→ The request:
Pull every line holding the string "Csipke" from the records below.

— begin Data excerpts —

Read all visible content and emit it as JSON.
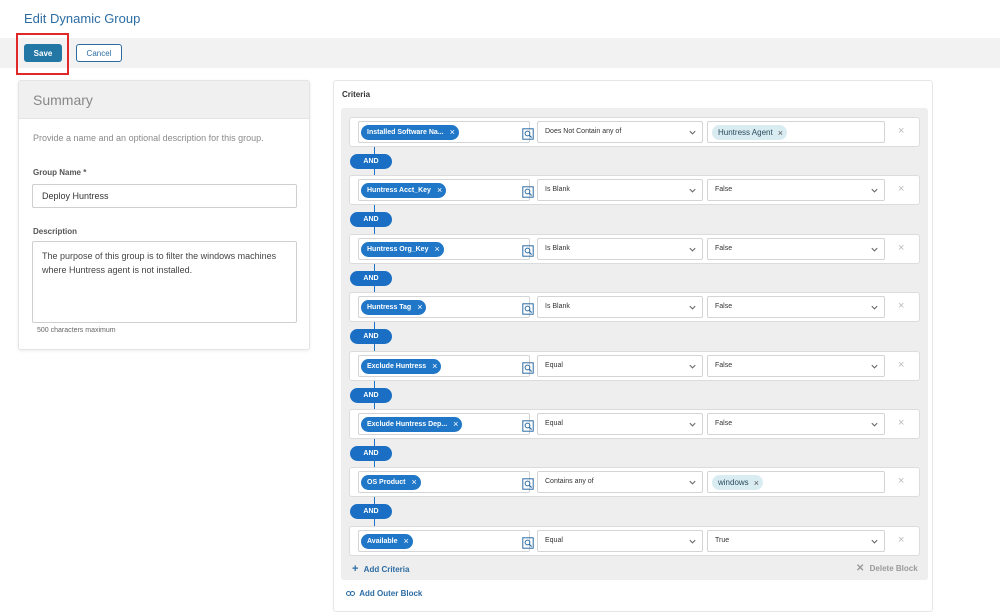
{
  "page_title": "Edit Dynamic Group",
  "toolbar": {
    "save_label": "Save",
    "cancel_label": "Cancel"
  },
  "summary": {
    "heading": "Summary",
    "description": "Provide a name and an optional description for this group.",
    "group_name_label": "Group Name *",
    "group_name_value": "Deploy Huntress",
    "description_label": "Description",
    "description_value": "The purpose of this group is to filter the windows machines where Huntress agent is not installed.",
    "char_limit": "500 characters maximum"
  },
  "criteria": {
    "title": "Criteria",
    "connector": "AND",
    "rows": [
      {
        "field": "Installed Software Na...",
        "operator": "Does Not Contain any of",
        "value": "Huntress Agent",
        "value_type": "chip"
      },
      {
        "field": "Huntress Acct_Key",
        "operator": "Is Blank",
        "value": "False",
        "value_type": "select"
      },
      {
        "field": "Huntress Org_Key",
        "operator": "Is Blank",
        "value": "False",
        "value_type": "select"
      },
      {
        "field": "Huntress Tag",
        "operator": "Is Blank",
        "value": "False",
        "value_type": "select"
      },
      {
        "field": "Exclude Huntress",
        "operator": "Equal",
        "value": "False",
        "value_type": "select"
      },
      {
        "field": "Exclude Huntress Dep...",
        "operator": "Equal",
        "value": "False",
        "value_type": "select"
      },
      {
        "field": "OS Product",
        "operator": "Contains any of",
        "value": "windows",
        "value_type": "chip"
      },
      {
        "field": "Available",
        "operator": "Equal",
        "value": "True",
        "value_type": "select"
      }
    ],
    "add_criteria_label": "Add Criteria",
    "delete_block_label": "Delete Block",
    "add_outer_block_label": "Add Outer Block"
  },
  "colors": {
    "primary": "#2277a5",
    "chip_blue": "#2077c8",
    "highlight_red": "#e02828"
  }
}
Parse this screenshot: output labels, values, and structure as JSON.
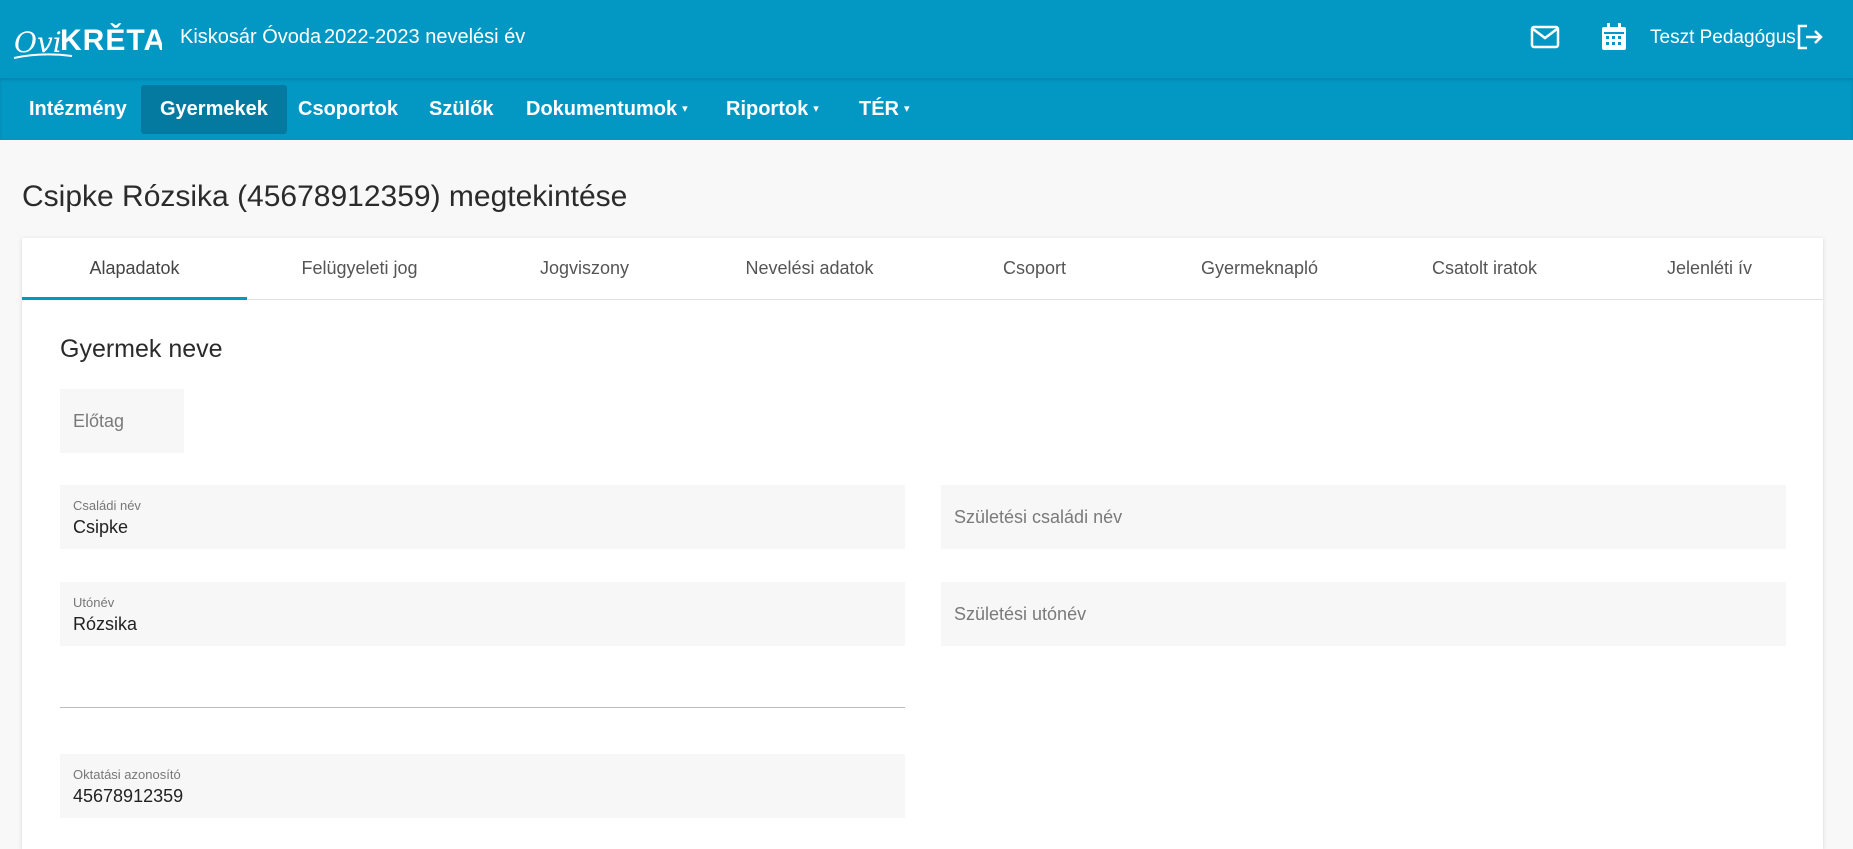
{
  "header": {
    "logo_text": "OviKRÉTA",
    "institution": "Kiskosár Óvoda",
    "school_year": "2022-2023 nevelési év",
    "user_name": "Teszt Pedagógus",
    "icons": [
      "mail-icon",
      "calendar-icon",
      "logout-icon"
    ]
  },
  "nav": {
    "items": [
      {
        "label": "Intézmény"
      },
      {
        "label": "Gyermekek",
        "active": true
      },
      {
        "label": "Csoportok"
      },
      {
        "label": "Szülők"
      },
      {
        "label": "Dokumentumok",
        "dropdown": true
      },
      {
        "label": "Riportok",
        "dropdown": true
      },
      {
        "label": "TÉR",
        "dropdown": true
      }
    ],
    "caret": "▾"
  },
  "page": {
    "title": "Csipke Rózsika (45678912359) megtekintése"
  },
  "tabs": [
    {
      "label": "Alapadatok",
      "active": true
    },
    {
      "label": "Felügyeleti jog"
    },
    {
      "label": "Jogviszony"
    },
    {
      "label": "Nevelési adatok"
    },
    {
      "label": "Csoport"
    },
    {
      "label": "Gyermeknapló"
    },
    {
      "label": "Csatolt iratok"
    },
    {
      "label": "Jelenléti ív"
    }
  ],
  "form": {
    "section_title": "Gyermek neve",
    "prefix": {
      "placeholder": "Előtag"
    },
    "family_name": {
      "label": "Családi név",
      "value": "Csipke"
    },
    "birth_family_name": {
      "placeholder": "Születési családi név"
    },
    "first_name": {
      "label": "Utónév",
      "value": "Rózsika"
    },
    "birth_first_name": {
      "placeholder": "Születési utónév"
    },
    "education_id": {
      "label": "Oktatási azonosító",
      "value": "45678912359"
    }
  },
  "colors": {
    "primary": "#0398c4",
    "nav_active": "#047aa0",
    "field_bg": "#f7f7f7"
  }
}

— end Data excerpts —

→ Complete output:
    "title": "Csipke Rózsika (45678912359) megtekintése"
      "value": "Csipke"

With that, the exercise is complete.